Work instructions> Search the listing below for the word "great" and copy each line that holds it.

Records for the task>
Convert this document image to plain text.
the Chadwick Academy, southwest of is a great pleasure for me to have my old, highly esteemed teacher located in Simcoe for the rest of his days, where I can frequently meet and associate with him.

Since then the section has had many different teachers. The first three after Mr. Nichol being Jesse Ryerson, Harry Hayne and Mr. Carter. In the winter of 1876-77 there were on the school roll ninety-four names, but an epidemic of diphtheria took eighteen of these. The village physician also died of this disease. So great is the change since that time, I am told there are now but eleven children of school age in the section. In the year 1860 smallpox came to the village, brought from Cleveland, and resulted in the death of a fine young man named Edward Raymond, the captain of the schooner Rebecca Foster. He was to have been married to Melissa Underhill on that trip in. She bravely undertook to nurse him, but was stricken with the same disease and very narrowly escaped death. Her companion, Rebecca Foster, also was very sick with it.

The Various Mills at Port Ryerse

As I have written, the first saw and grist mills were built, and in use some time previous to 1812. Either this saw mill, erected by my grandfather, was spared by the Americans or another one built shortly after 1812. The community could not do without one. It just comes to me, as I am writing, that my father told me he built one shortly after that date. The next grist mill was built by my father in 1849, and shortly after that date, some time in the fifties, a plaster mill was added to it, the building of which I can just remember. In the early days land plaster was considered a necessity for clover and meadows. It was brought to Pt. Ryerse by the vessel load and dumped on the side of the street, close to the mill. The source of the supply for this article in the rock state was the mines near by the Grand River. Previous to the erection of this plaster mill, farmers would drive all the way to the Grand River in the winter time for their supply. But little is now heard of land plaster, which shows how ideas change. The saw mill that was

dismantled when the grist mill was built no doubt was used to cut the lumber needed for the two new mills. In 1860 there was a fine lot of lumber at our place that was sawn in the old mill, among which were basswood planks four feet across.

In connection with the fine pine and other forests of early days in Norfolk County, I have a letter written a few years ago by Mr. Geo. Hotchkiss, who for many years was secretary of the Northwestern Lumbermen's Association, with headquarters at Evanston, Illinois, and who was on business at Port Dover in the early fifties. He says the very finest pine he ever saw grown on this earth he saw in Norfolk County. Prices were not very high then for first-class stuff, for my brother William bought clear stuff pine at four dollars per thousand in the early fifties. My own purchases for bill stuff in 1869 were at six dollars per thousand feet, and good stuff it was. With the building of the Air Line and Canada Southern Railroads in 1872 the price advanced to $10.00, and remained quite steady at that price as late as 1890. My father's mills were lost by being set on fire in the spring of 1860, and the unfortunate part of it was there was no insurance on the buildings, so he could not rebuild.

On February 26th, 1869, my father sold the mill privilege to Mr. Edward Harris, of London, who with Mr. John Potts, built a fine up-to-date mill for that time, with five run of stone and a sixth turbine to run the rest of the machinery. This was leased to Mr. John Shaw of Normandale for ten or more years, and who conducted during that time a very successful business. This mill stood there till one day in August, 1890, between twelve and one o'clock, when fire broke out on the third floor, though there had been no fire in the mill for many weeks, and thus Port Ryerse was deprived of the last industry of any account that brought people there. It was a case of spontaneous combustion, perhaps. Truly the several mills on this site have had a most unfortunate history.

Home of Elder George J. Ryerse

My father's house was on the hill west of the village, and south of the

Task output>
the Chadwick Academy, southwest of is a great pleasure for me to have my old, highly esteemed teacher located in Simcoe for the rest of his days, where I can frequently meet and associate with him.
Since then the section has had many different teachers. The first three after Mr. Nichol being Jesse Ryerson, Harry Hayne and Mr. Carter. In the winter of 1876-77 there were on the school roll ninety-four names, but an epidemic of diphtheria took eighteen of these. The village physician also died of this disease. So great is the change since that time, I am told there are now but eleven children of school age in the section. In the year 1860 smallpox came to the village, brought from Cleveland, and resulted in the death of a fine young man named Edward Raymond, the captain of the schooner Rebecca Foster. He was to have been married to Melissa Underhill on that trip in. She bravely undertook to nurse him, but was stricken with the same disease and very narrowly escaped death. Her companion, Rebecca Foster, also was very sick with it.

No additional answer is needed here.